Given task » Drop all images and give the records again exactly.

★ ★ ★ ★ ★ ★ ★

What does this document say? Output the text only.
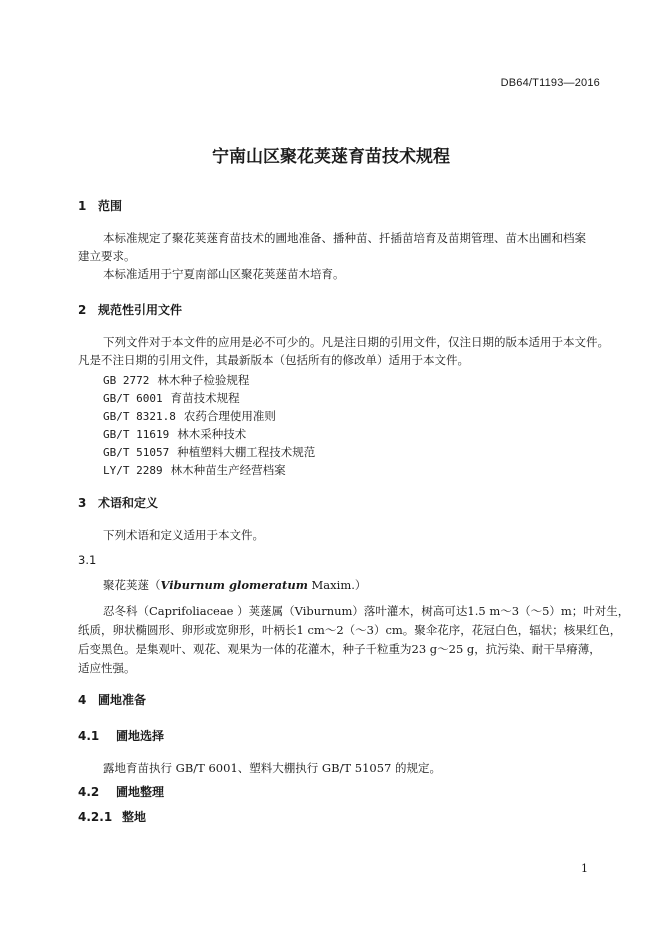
DB64/T1193—2016
宁南山区聚花荚蒾育苗技术规程
1 范围
本标准规定了聚花荚蒾育苗技术的圃地准备、播种苗、扦插苗培育及苗期管理、苗木出圃和档案
建立要求。
本标准适用于宁夏南部山区聚花荚蒾苗木培育。
2 规范性引用文件
下列文件对于本文件的应用是必不可少的。凡是注日期的引用文件，仅注日期的版本适用于本文件。
凡是不注日期的引用文件，其最新版本（包括所有的修改单）适用于本文件。
GB 2772 林木种子检验规程
GB/T 6001 育苗技术规程
GB/T 8321.8 农药合理使用准则
GB/T 11619 林木采种技术
GB/T 51057 种植塑料大棚工程技术规范
LY/T 2289 林木种苗生产经营档案
3 术语和定义
下列术语和定义适用于本文件。
3.1
聚花荚蒾（Viburnum glomeratum Maxim.）
忍冬科（Caprifoliaceae ）荚蒾属（Viburnum）落叶灌木，树高可达1.5 m～3（～5）m；叶对生，
纸质，卵状椭圆形、卵形或宽卵形，叶柄长1 cm～2（～3）cm。聚伞花序，花冠白色，辐状；核果红色，
后变黑色。是集观叶、观花、观果为一体的花灌木，种子千粒重为23 g～25 g，抗污染、耐干旱瘠薄，
适应性强。
4 圃地准备
4.1 圃地选择
露地育苗执行 GB/T 6001、塑料大棚执行 GB/T 51057 的规定。
4.2 圃地整理
4.2.1 整地
1
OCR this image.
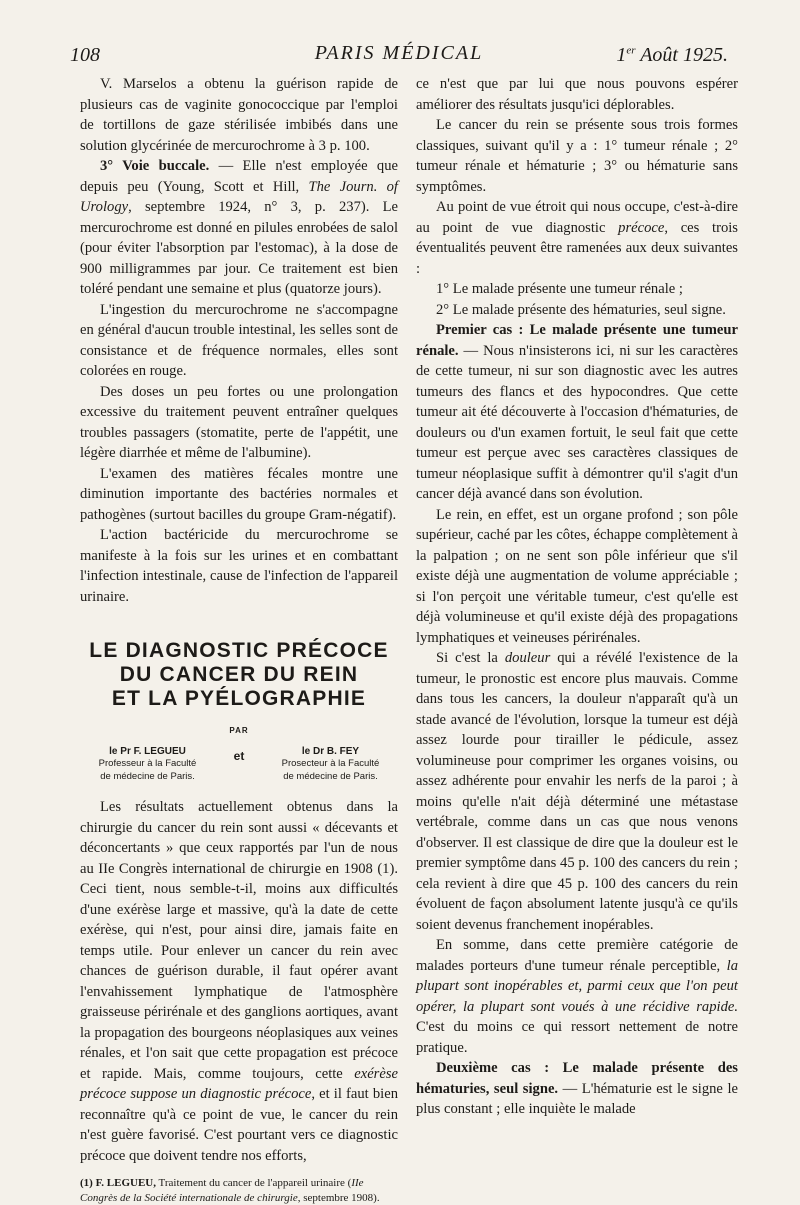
108	PARIS MÉDICAL	1er Août 1925.

V. Marselos a obtenu la guérison rapide de plusieurs cas de vaginite gonococcique par l'emploi de tortillons de gaze stérilisée imbibés dans une solution glycérinée de mercurochrome à 3 p. 100.

3° Voie buccale. — Elle n'est employée que depuis peu (Young, Scott et Hill, The Journ. of Urology, septembre 1924, n° 3, p. 237). Le mercurochrome est donné en pilules enrobées de salol (pour éviter l'absorption par l'estomac), à la dose de 900 milligrammes par jour. Ce traitement est bien toléré pendant une semaine et plus (quatorze jours).

L'ingestion du mercurochrome ne s'accompagne en général d'aucun trouble intestinal, les selles sont de consistance et de fréquence normales, elles sont colorées en rouge.

Des doses un peu fortes ou une prolongation excessive du traitement peuvent entraîner quelques troubles passagers (stomatite, perte de l'appétit, une légère diarrhée et même de l'albumine).

L'examen des matières fécales montre une diminution importante des bactéries normales et pathogènes (surtout bacilles du groupe Gram-négatif).

L'action bactéricide du mercurochrome se manifeste à la fois sur les urines et en combattant l'infection intestinale, cause de l'infection de l'appareil urinaire.

LE DIAGNOSTIC PRÉCOCE
DU CANCER DU REIN
ET LA PYÉLOGRAPHIE
PAR
le Pr F. LEGUEU
Professeur à la Faculté
de médecine de Paris.
et	le Dr B. FEY
Prosecteur à la Faculté
de médecine de Paris.

Les résultats actuellement obtenus dans la chirurgie du cancer du rein sont aussi « décevants et déconcertants » que ceux rapportés par l'un de nous au IIe Congrès international de chirurgie en 1908 (1). Ceci tient, nous semble-t-il, moins aux difficultés d'une exérèse large et massive, qu'à la date de cette exérèse, qui n'est, pour ainsi dire, jamais faite en temps utile. Pour enlever un cancer du rein avec chances de guérison durable, il faut opérer avant l'envahissement lymphatique de l'atmosphère graisseuse périrénale et des ganglions aortiques, avant la propagation des bourgeons néoplasiques aux veines rénales, et l'on sait que cette propagation est précoce et rapide. Mais, comme toujours, cette exérèse précoce suppose un diagnostic précoce, et il faut bien reconnaître qu'à ce point de vue, le cancer du rein n'est guère favorisé. C'est pourtant vers ce diagnostic précoce que doivent tendre nos efforts,

(1) F. LEGUEU, Traitement du cancer de l'appareil urinaire (IIe Congrès de la Société internationale de chirurgie, septembre 1908).

ce n'est que par lui que nous pouvons espérer améliorer des résultats jusqu'ici déplorables.

Le cancer du rein se présente sous trois formes classiques, suivant qu'il y a : 1° tumeur rénale ; 2° tumeur rénale et hématurie ; 3° ou hématurie sans symptômes.

Au point de vue étroit qui nous occupe, c'est-à-dire au point de vue diagnostic précoce, ces trois éventualités peuvent être ramenées aux deux suivantes :

1° Le malade présente une tumeur rénale ;

2° Le malade présente des hématuries, seul signe.

Premier cas : Le malade présente une tumeur rénale. — Nous n'insisterons ici, ni sur les caractères de cette tumeur, ni sur son diagnostic avec les autres tumeurs des flancs et des hypocondres. Que cette tumeur ait été découverte à l'occasion d'hématuries, de douleurs ou d'un examen fortuit, le seul fait que cette tumeur est perçue avec ses caractères classiques de tumeur néoplasique suffit à démontrer qu'il s'agit d'un cancer déjà avancé dans son évolution.

Le rein, en effet, est un organe profond ; son pôle supérieur, caché par les côtes, échappe complètement à la palpation ; on ne sent son pôle inférieur que s'il existe déjà une augmentation de volume appréciable ; si l'on perçoit une véritable tumeur, c'est qu'elle est déjà volumineuse et qu'il existe déjà des propagations lymphatiques et veineuses périrénales.

Si c'est la douleur qui a révélé l'existence de la tumeur, le pronostic est encore plus mauvais. Comme dans tous les cancers, la douleur n'apparaît qu'à un stade avancé de l'évolution, lorsque la tumeur est déjà assez lourde pour tirailler le pédicule, assez volumineuse pour comprimer les organes voisins, ou assez adhérente pour envahir les nerfs de la paroi ; à moins qu'elle n'ait déjà déterminé une métastase vertébrale, comme dans un cas que nous venons d'observer. Il est classique de dire que la douleur est le premier symptôme dans 45 p. 100 des cancers du rein ; cela revient à dire que 45 p. 100 des cancers du rein évoluent de façon absolument latente jusqu'à ce qu'ils soient devenus franchement inopérables.

En somme, dans cette première catégorie de malades porteurs d'une tumeur rénale perceptible, la plupart sont inopérables et, parmi ceux que l'on peut opérer, la plupart sont voués à une récidive rapide. C'est du moins ce qui ressort nettement de notre pratique.

Deuxième cas : Le malade présente des hématuries, seul signe. — L'hématurie est le signe le plus constant ; elle inquiète le malade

★ ★ ★ ★ ★ ★ ★

Result of the exercise »
What does this document say? Output the text only.
DB64/T1193—2016
宁南山区聚花荚蒾育苗技术规程
1 范围
本标准规定了聚花荚蒾育苗技术的圃地准备、播种苗、扦插苗培育及苗期管理、苗木出圃和档案
建立要求。
本标准适用于宁夏南部山区聚花荚蒾苗木培育。
2 规范性引用文件
下列文件对于本文件的应用是必不可少的。凡是注日期的引用文件，仅注日期的版本适用于本文件。
凡是不注日期的引用文件，其最新版本（包括所有的修改单）适用于本文件。
GB 2772 林木种子检验规程
GB/T 6001 育苗技术规程
GB/T 8321.8 农药合理使用准则
GB/T 11619 林木采种技术
GB/T 51057 种植塑料大棚工程技术规范
LY/T 2289 林木种苗生产经营档案
3 术语和定义
下列术语和定义适用于本文件。
3.1
聚花荚蒾（Viburnum glomeratum Maxim.）
忍冬科（Caprifoliaceae ）荚蒾属（Viburnum）落叶灌木，树高可达1.5 m～3（～5）m；叶对生，
纸质，卵状椭圆形、卵形或宽卵形，叶柄长1 cm～2（～3）cm。聚伞花序，花冠白色，辐状；核果红色，
后变黑色。是集观叶、观花、观果为一体的花灌木，种子千粒重为23 g～25 g，抗污染、耐干旱瘠薄，
适应性强。
4 圃地准备
4.1 圃地选择
露地育苗执行 GB/T 6001、塑料大棚执行 GB/T 51057 的规定。
4.2 圃地整理
4.2.1 整地
1
OCR this image.
108	PARIS MÉDICAL	1er Août 1925.

V. Marselos a obtenu la guérison rapide de plusieurs cas de vaginite gonococcique par l'emploi de tortillons de gaze stérilisée imbibés dans une solution glycérinée de mercurochrome à 3 p. 100.

3° Voie buccale. — Elle n'est employée que depuis peu (Young, Scott et Hill, The Journ. of Urology, septembre 1924, n° 3, p. 237). Le mercurochrome est donné en pilules enrobées de salol (pour éviter l'absorption par l'estomac), à la dose de 900 milligrammes par jour. Ce traitement est bien toléré pendant une semaine et plus (quatorze jours).

L'ingestion du mercurochrome ne s'accompagne en général d'aucun trouble intestinal, les selles sont de consistance et de fréquence normales, elles sont colorées en rouge.

Des doses un peu fortes ou une prolongation excessive du traitement peuvent entraîner quelques troubles passagers (stomatite, perte de l'appétit, une légère diarrhée et même de l'albumine).

L'examen des matières fécales montre une diminution importante des bactéries normales et pathogènes (surtout bacilles du groupe Gram-négatif).

L'action bactéricide du mercurochrome se manifeste à la fois sur les urines et en combattant l'infection intestinale, cause de l'infection de l'appareil urinaire.

LE DIAGNOSTIC PRÉCOCE
DU CANCER DU REIN
ET LA PYÉLOGRAPHIE
PAR
le Pr F. LEGUEU
Professeur à la Faculté
de médecine de Paris.
et	le Dr B. FEY
Prosecteur à la Faculté
de médecine de Paris.

Les résultats actuellement obtenus dans la chirurgie du cancer du rein sont aussi « décevants et déconcertants » que ceux rapportés par l'un de nous au IIe Congrès international de chirurgie en 1908 (1). Ceci tient, nous semble-t-il, moins aux difficultés d'une exérèse large et massive, qu'à la date de cette exérèse, qui n'est, pour ainsi dire, jamais faite en temps utile. Pour enlever un cancer du rein avec chances de guérison durable, il faut opérer avant l'envahissement lymphatique de l'atmosphère graisseuse périrénale et des ganglions aortiques, avant la propagation des bourgeons néoplasiques aux veines rénales, et l'on sait que cette propagation est précoce et rapide. Mais, comme toujours, cette exérèse précoce suppose un diagnostic précoce, et il faut bien reconnaître qu'à ce point de vue, le cancer du rein n'est guère favorisé. C'est pourtant vers ce diagnostic précoce que doivent tendre nos efforts,

(1) F. LEGUEU, Traitement du cancer de l'appareil urinaire (IIe Congrès de la Société internationale de chirurgie, septembre 1908).

ce n'est que par lui que nous pouvons espérer améliorer des résultats jusqu'ici déplorables.

Le cancer du rein se présente sous trois formes classiques, suivant qu'il y a : 1° tumeur rénale ; 2° tumeur rénale et hématurie ; 3° ou hématurie sans symptômes.

Au point de vue étroit qui nous occupe, c'est-à-dire au point de vue diagnostic précoce, ces trois éventualités peuvent être ramenées aux deux suivantes :

1° Le malade présente une tumeur rénale ;

2° Le malade présente des hématuries, seul signe.

Premier cas : Le malade présente une tumeur rénale. — Nous n'insisterons ici, ni sur les caractères de cette tumeur, ni sur son diagnostic avec les autres tumeurs des flancs et des hypocondres. Que cette tumeur ait été découverte à l'occasion d'hématuries, de douleurs ou d'un examen fortuit, le seul fait que cette tumeur est perçue avec ses caractères classiques de tumeur néoplasique suffit à démontrer qu'il s'agit d'un cancer déjà avancé dans son évolution.

Le rein, en effet, est un organe profond ; son pôle supérieur, caché par les côtes, échappe complètement à la palpation ; on ne sent son pôle inférieur que s'il existe déjà une augmentation de volume appréciable ; si l'on perçoit une véritable tumeur, c'est qu'elle est déjà volumineuse et qu'il existe déjà des propagations lymphatiques et veineuses périrénales.

Si c'est la douleur qui a révélé l'existence de la tumeur, le pronostic est encore plus mauvais. Comme dans tous les cancers, la douleur n'apparaît qu'à un stade avancé de l'évolution, lorsque la tumeur est déjà assez lourde pour tirailler le pédicule, assez volumineuse pour comprimer les organes voisins, ou assez adhérente pour envahir les nerfs de la paroi ; à moins qu'elle n'ait déjà déterminé une métastase vertébrale, comme dans un cas que nous venons d'observer. Il est classique de dire que la douleur est le premier symptôme dans 45 p. 100 des cancers du rein ; cela revient à dire que 45 p. 100 des cancers du rein évoluent de façon absolument latente jusqu'à ce qu'ils soient devenus franchement inopérables.

En somme, dans cette première catégorie de malades porteurs d'une tumeur rénale perceptible, la plupart sont inopérables et, parmi ceux que l'on peut opérer, la plupart sont voués à une récidive rapide. C'est du moins ce qui ressort nettement de notre pratique.

Deuxième cas : Le malade présente des hématuries, seul signe. — L'hématurie est le signe le plus constant ; elle inquiète le malade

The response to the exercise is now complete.